### [Task directions]
Count every line that includes the string "info" in the entries that follow. Nothing besides the number is needed.

+++ Stored data

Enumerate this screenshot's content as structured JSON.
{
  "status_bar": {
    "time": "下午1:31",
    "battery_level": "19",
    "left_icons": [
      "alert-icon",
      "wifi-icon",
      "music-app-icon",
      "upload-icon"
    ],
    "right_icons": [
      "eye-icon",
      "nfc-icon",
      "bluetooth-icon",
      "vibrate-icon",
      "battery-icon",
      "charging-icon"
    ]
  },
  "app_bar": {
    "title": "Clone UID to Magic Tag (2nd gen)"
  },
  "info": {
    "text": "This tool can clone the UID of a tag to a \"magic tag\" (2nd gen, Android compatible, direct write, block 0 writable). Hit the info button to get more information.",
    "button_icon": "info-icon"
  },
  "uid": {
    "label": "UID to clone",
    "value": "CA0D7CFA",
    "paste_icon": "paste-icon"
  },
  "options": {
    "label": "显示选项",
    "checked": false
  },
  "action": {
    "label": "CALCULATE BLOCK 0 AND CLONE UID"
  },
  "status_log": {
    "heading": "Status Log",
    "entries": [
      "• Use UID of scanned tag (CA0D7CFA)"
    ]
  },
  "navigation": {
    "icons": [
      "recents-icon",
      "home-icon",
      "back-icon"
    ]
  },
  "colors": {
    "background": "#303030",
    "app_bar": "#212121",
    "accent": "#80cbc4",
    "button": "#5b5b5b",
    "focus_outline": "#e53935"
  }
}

++++++

### [Result]
3